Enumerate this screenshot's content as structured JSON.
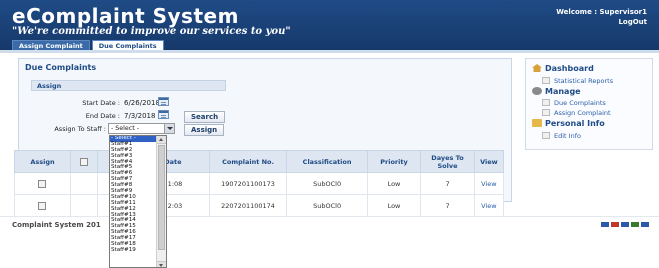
{
  "header": {
    "title": "eComplaint System",
    "tagline": "\"We're committed to improve our services to you\"",
    "welcome": "Welcome : Supervisor1",
    "logout": "LogOut"
  },
  "tabs": [
    "Assign Complaint",
    "Due Complaints"
  ],
  "main": {
    "section_title": "Due Complaints",
    "subsection": "Assign",
    "start_date_label": "Start Date :",
    "start_date_value": "6/26/2018",
    "end_date_label": "End Date :",
    "end_date_value": "7/3/2018",
    "search_button": "Search",
    "assign_to_label": "Assign To Staff :",
    "assign_to_value": "- Select -",
    "assign_button": "Assign"
  },
  "dropdown_options": [
    "- Select -",
    "Staff#1",
    "Staff#2",
    "Staff#3",
    "Staff#4",
    "Staff#5",
    "Staff#6",
    "Staff#7",
    "Staff#8",
    "Staff#9",
    "Staff#10",
    "Staff#11",
    "Staff#12",
    "Staff#13",
    "Staff#14",
    "Staff#15",
    "Staff#16",
    "Staff#17",
    "Staff#18",
    "Staff#19"
  ],
  "table": {
    "headers": [
      "Assign",
      "",
      "Complaint Date",
      "Complaint No.",
      "Classification",
      "Priority",
      "Dayes To Solve",
      "View"
    ],
    "rows": [
      {
        "date": "19:07:2018 11:08",
        "number": "1907201100173",
        "classification": "SubOCl0",
        "priority": "Low",
        "days": "7",
        "view": "View"
      },
      {
        "date": "22:07:2018 12:03",
        "number": "2207201100174",
        "classification": "SubOCl0",
        "priority": "Low",
        "days": "7",
        "view": "View"
      }
    ]
  },
  "sidebar": {
    "dashboard": "Dashboard",
    "statistical_reports": "Statistical Reports",
    "manage": "Manage",
    "due_complaints": "Due Complaints",
    "assign_complaint": "Assign Complaint",
    "personal_info": "Personal Info",
    "edit_info": "Edit Info"
  },
  "footer": {
    "text": "Complaint System 201",
    "blocks": [
      "#2c5aa8",
      "#c0392b",
      "#2c5aa8",
      "#3b7a2a",
      "#2c5aa8"
    ]
  },
  "colors": {
    "header_bg": "#1f4b86",
    "accent": "#2b5ea8",
    "selected_option": "#2f62c4"
  }
}
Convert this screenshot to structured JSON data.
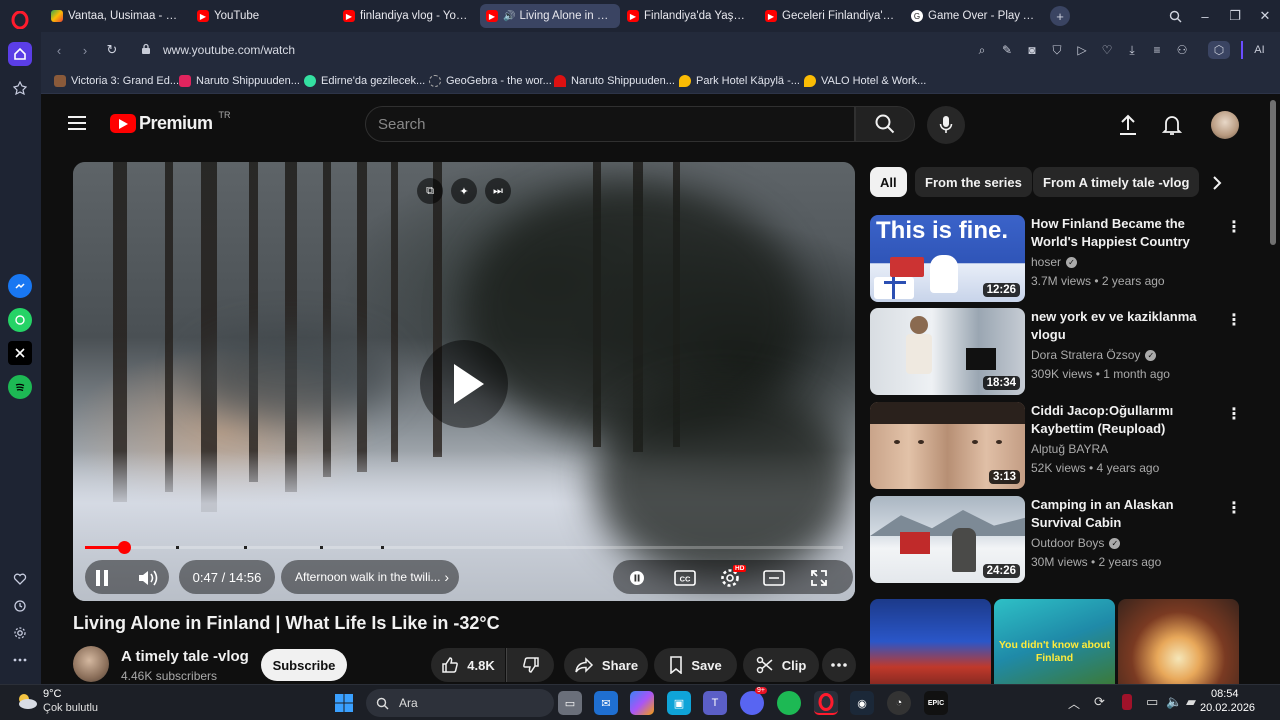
{
  "browser": {
    "tabs": [
      {
        "label": "Vantaa, Uusimaa - Google",
        "favicon": "maps-pin-icon"
      },
      {
        "label": "YouTube",
        "favicon": "youtube-icon"
      },
      {
        "label": "finlandiya vlog - YouTube",
        "favicon": "youtube-icon"
      },
      {
        "label": "Living Alone in Finland",
        "favicon": "youtube-icon",
        "active": true
      },
      {
        "label": "Finlandiya'da Yaşam | -26",
        "favicon": "youtube-icon"
      },
      {
        "label": "Geceleri Finlandiya'da yol",
        "favicon": "youtube-icon"
      },
      {
        "label": "Game Over - Play A_cunni",
        "favicon": "game-icon"
      }
    ],
    "url": "www.youtube.com/watch",
    "ai_label": "AI",
    "bookmarks": [
      {
        "label": "Victoria 3: Grand Ed..."
      },
      {
        "label": "Naruto Shippuuden..."
      },
      {
        "label": "Edirne'da gezilecek..."
      },
      {
        "label": "GeoGebra - the wor..."
      },
      {
        "label": "Naruto Shippuuden..."
      },
      {
        "label": "Park Hotel Käpylä -..."
      },
      {
        "label": "VALO Hotel & Work..."
      }
    ]
  },
  "youtube": {
    "logo_text": "Premium",
    "logo_region": "TR",
    "search_placeholder": "Search",
    "player": {
      "time": "0:47 / 14:56",
      "chapter": "Afternoon walk in the twili...",
      "progress_fraction": 0.052,
      "settings_badge": "HD",
      "chapter_marks": [
        0.12,
        0.21,
        0.31,
        0.39
      ]
    },
    "video": {
      "title": "Living Alone in Finland | What Life Is Like in -32°C",
      "channel": "A timely tale -vlog",
      "subscribers": "4.46K subscribers",
      "subscribe_label": "Subscribe",
      "likes": "4.8K",
      "share_label": "Share",
      "save_label": "Save",
      "clip_label": "Clip"
    },
    "chips": [
      "All",
      "From the series",
      "From A timely tale -vlog"
    ],
    "recommendations": [
      {
        "title": "How Finland Became the World's Happiest Country",
        "channel": "hoser",
        "verified": true,
        "meta": "3.7M views • 2 years ago",
        "duration": "12:26",
        "thumb_text": "This is fine."
      },
      {
        "title": "new york ev ve kaziklanma vlogu",
        "channel": "Dora Stratera Özsoy",
        "verified": true,
        "meta": "309K views • 1 month ago",
        "duration": "18:34"
      },
      {
        "title": "Ciddi Jacop:Oğullarımı Kaybettim (Reupload)",
        "channel": "Alptuğ BAYRA",
        "verified": false,
        "meta": "52K views • 4 years ago",
        "duration": "3:13"
      },
      {
        "title": "Camping in an Alaskan Survival Cabin",
        "channel": "Outdoor Boys",
        "verified": true,
        "meta": "30M views • 2 years ago",
        "duration": "24:26"
      }
    ],
    "shorts_text": "You didn't know about Finland"
  },
  "taskbar": {
    "weather_temp": "9°C",
    "weather_desc": "Çok bulutlu",
    "search_label": "Ara",
    "time": "08:54",
    "date": "20.02.2026",
    "discord_badge": "9+"
  },
  "colors": {
    "accent_red": "#ff0000",
    "page_bg": "#0f0f0f",
    "chrome_bg": "#1e2433"
  }
}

┄┄┄┄┄┄┄┄┄┄┄┄┄┄┄┄┄┄┄┄

To be done:
Pull out every line containing "structured".

Exercise response:
Enumerate this screenshot's content as structured JSON.
Convert this screenshot to structured JSON data.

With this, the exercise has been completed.